Pick the lines holding the string "heeft" out of the records and copy them.

Collected data entries:
===============
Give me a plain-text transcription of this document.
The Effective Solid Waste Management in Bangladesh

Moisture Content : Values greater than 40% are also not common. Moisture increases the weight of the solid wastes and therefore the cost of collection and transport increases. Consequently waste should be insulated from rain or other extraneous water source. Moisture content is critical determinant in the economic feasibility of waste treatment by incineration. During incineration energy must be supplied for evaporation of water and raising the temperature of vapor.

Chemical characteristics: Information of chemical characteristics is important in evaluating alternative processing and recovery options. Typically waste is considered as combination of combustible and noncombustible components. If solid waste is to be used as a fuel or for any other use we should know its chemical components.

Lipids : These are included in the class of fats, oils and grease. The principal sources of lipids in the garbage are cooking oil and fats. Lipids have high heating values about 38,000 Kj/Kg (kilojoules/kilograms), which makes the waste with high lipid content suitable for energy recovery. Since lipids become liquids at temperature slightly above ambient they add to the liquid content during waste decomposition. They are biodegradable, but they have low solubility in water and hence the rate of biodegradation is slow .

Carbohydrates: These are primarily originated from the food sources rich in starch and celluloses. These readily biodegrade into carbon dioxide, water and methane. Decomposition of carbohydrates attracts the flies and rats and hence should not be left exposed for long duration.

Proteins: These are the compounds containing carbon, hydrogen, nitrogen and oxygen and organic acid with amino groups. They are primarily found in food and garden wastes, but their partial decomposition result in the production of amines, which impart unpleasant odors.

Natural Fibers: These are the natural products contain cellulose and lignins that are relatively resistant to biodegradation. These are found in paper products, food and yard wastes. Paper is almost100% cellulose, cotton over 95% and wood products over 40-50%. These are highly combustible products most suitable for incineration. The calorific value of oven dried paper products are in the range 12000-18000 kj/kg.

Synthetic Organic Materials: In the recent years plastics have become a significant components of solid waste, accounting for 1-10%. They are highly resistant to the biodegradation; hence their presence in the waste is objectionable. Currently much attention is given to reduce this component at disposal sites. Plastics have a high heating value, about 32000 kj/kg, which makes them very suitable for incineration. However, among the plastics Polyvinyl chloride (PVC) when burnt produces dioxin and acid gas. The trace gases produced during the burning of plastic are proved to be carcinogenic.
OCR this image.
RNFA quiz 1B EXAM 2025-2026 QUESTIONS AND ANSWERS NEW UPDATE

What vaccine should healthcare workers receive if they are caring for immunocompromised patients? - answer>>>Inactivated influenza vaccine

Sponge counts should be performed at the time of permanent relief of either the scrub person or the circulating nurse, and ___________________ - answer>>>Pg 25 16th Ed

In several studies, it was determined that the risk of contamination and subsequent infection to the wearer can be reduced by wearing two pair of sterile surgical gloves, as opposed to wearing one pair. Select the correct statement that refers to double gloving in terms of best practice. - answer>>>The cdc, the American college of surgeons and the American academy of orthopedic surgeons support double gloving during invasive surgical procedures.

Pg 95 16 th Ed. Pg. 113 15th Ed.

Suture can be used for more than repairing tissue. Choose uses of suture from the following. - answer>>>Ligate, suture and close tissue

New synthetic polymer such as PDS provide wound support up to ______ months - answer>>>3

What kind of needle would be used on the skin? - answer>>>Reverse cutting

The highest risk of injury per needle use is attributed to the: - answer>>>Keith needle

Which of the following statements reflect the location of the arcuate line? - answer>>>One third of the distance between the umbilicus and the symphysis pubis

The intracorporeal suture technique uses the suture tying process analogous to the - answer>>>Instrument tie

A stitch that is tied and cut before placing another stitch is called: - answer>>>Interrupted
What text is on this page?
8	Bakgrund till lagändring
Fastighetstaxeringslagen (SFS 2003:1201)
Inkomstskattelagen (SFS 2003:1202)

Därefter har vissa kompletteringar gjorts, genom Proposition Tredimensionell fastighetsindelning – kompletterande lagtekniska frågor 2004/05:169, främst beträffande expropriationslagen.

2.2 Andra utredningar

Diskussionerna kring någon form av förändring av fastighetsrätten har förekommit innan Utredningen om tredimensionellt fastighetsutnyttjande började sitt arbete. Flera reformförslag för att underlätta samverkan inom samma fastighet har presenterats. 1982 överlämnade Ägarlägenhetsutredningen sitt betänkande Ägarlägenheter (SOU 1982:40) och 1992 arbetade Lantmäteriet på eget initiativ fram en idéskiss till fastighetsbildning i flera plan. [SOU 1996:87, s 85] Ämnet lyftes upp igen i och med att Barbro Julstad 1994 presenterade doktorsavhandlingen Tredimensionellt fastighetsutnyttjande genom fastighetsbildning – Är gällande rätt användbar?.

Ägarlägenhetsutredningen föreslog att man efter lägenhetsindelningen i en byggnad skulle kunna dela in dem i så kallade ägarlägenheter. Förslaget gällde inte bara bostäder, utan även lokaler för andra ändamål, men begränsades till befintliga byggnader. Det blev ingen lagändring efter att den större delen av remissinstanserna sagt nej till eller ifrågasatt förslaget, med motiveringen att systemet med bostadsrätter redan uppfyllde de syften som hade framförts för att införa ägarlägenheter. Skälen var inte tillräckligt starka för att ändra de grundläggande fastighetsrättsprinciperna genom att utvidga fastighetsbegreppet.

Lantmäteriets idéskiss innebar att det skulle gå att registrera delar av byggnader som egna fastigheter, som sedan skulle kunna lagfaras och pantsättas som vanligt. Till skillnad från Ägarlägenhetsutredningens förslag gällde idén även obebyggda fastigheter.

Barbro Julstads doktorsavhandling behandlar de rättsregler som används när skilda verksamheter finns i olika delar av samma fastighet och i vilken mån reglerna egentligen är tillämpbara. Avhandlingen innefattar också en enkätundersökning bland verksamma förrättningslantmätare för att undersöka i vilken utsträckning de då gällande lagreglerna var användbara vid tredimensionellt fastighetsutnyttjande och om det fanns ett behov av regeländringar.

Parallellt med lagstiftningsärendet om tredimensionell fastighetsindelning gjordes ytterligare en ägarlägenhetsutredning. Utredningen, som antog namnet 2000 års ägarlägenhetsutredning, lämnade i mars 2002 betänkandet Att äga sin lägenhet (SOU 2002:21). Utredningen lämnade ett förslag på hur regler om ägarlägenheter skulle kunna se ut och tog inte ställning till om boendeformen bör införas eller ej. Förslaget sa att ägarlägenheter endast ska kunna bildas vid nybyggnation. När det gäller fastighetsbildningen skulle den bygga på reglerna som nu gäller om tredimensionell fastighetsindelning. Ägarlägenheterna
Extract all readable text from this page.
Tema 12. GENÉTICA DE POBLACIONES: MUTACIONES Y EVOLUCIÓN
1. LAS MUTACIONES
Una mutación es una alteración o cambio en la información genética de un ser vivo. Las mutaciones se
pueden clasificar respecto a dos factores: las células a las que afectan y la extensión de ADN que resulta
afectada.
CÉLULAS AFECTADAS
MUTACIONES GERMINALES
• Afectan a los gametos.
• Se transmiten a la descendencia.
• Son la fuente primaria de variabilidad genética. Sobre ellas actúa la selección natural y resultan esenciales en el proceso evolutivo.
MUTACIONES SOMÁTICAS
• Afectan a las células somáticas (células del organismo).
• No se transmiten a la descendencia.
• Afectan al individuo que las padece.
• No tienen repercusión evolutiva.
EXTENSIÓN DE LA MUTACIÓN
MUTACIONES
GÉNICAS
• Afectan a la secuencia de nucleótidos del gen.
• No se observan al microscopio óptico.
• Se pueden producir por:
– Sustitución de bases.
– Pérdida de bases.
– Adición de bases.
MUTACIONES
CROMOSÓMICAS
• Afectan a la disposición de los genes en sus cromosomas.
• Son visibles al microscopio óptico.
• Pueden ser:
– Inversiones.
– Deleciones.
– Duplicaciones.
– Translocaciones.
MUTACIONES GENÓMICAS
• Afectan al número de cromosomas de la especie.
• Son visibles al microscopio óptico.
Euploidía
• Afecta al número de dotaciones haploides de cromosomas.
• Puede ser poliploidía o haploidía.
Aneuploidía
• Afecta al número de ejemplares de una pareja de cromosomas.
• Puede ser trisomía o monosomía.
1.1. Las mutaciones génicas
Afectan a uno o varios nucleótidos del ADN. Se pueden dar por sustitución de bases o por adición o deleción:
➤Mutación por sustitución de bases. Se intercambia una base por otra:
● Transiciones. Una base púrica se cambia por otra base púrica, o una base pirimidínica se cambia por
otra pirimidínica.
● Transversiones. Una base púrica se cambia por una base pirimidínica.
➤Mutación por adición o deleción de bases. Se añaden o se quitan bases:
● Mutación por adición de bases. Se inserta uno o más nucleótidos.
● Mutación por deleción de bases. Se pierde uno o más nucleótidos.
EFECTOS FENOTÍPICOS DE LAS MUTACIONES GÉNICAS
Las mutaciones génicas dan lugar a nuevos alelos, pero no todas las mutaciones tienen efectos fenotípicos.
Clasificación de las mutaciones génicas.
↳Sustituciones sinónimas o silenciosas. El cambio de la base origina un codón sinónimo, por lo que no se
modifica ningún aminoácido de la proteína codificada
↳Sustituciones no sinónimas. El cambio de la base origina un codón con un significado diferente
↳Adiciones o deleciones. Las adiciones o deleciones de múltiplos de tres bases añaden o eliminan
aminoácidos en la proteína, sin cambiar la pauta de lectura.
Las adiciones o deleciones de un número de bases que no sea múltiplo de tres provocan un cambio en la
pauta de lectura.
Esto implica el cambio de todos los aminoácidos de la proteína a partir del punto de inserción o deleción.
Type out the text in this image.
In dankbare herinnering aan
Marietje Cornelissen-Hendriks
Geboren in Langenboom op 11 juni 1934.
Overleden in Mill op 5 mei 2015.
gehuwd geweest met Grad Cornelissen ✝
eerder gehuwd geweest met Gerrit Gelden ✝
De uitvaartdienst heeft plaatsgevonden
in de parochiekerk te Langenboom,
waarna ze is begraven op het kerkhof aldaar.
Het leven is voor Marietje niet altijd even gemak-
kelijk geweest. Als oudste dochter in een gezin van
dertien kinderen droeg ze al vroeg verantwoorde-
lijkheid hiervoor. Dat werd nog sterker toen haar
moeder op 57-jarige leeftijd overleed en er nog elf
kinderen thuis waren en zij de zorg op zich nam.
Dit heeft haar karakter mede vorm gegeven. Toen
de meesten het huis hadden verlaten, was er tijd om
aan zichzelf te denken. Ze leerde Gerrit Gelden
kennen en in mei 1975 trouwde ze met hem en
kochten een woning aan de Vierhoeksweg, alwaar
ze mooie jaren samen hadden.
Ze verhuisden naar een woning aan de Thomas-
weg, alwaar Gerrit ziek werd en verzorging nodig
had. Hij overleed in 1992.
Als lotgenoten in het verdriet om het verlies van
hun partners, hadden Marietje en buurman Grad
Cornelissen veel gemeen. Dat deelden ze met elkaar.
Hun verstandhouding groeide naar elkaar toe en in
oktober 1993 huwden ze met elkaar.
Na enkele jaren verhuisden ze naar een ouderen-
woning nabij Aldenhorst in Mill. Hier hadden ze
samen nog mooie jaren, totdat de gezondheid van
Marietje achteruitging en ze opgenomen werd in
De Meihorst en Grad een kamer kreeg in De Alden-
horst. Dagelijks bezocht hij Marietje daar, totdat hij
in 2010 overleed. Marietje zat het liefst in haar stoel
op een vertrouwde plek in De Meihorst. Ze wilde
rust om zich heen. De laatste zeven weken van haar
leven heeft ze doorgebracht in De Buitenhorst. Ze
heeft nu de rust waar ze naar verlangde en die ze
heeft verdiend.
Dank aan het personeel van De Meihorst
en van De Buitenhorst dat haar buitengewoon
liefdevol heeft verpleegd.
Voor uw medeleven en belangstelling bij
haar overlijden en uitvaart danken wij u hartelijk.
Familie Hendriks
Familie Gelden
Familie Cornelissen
===============
* ANSWER SPACE:
De uitvaartdienst heeft plaatsgevonden
Dit heeft haar karakter mede vorm gegeven. Toen
leven heeft ze doorgebracht in De Buitenhorst. Ze
heeft nu de rust waar ze naar verlangde en die ze
heeft verdiend.
liefdevol heeft verpleegd.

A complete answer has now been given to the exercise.